● Short task: Wherever a line below holds the word "Data", copy that line.

::: Supplied information :::

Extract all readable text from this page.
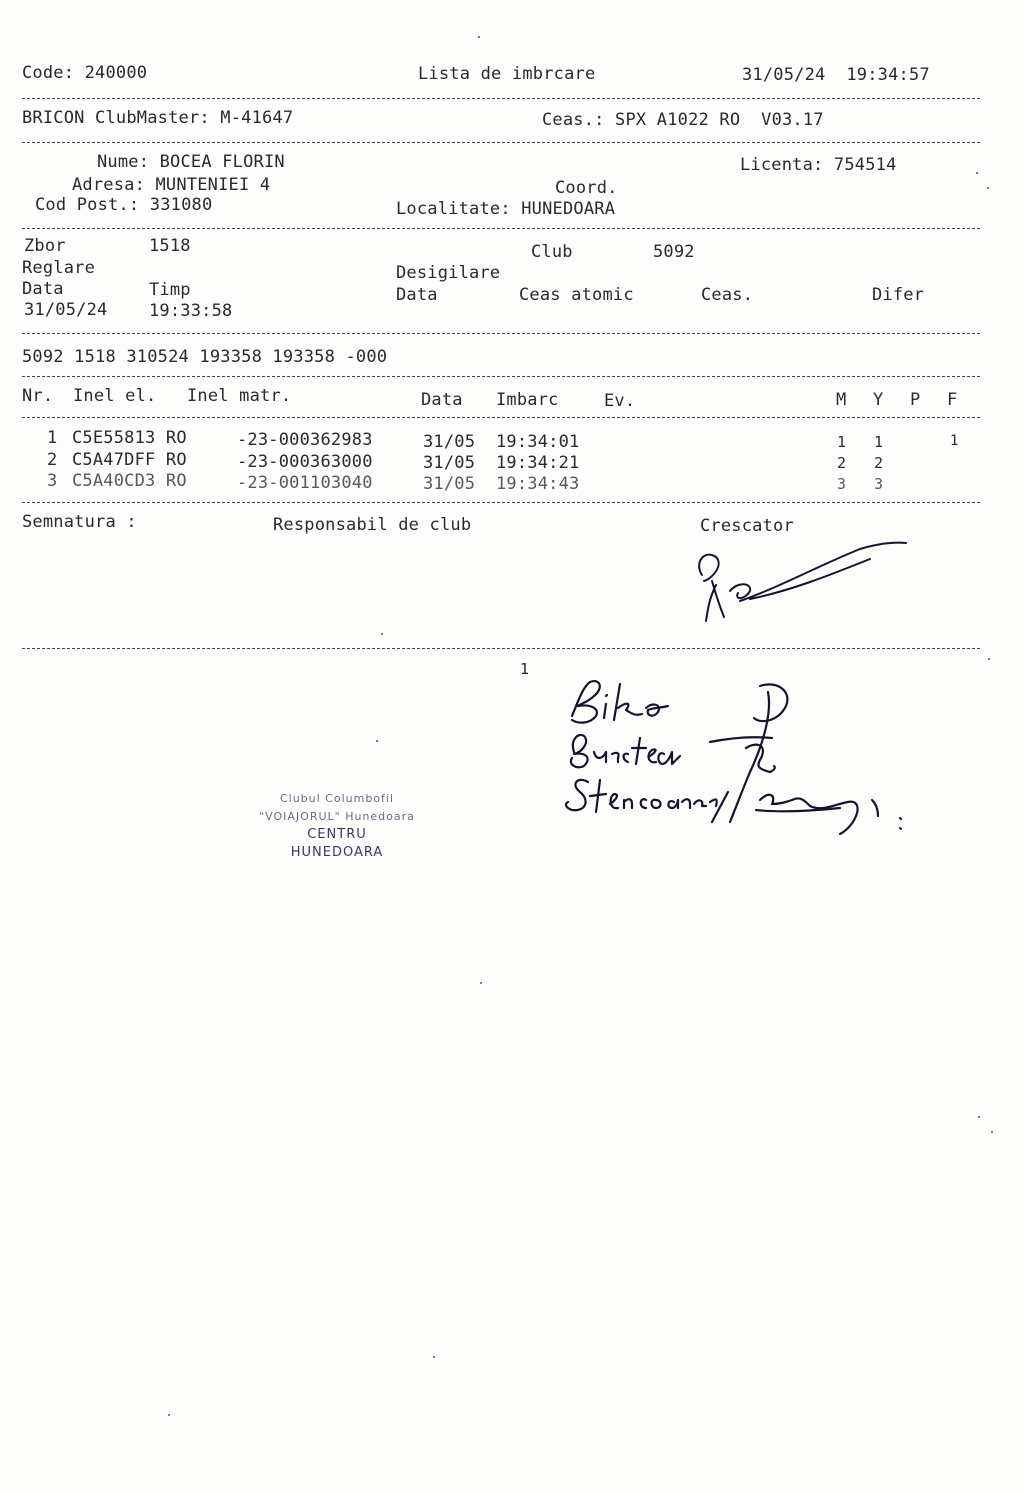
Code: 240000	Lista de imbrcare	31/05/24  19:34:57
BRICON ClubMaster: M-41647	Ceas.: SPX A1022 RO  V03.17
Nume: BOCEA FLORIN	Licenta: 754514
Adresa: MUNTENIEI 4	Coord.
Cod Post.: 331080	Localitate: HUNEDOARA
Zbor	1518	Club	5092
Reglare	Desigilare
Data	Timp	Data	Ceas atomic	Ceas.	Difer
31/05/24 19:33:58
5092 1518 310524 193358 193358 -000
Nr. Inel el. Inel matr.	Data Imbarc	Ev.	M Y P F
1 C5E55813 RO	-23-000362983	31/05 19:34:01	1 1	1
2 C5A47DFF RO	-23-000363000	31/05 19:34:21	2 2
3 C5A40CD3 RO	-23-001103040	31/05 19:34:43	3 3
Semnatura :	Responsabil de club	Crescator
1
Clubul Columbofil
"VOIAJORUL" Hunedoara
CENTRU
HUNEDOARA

:::

● Solved problem:
Data	Timp	Data	Ceas atomic	Ceas.	Difer
Nr. Inel el. Inel matr.	Data Imbarc	Ev.	M Y P F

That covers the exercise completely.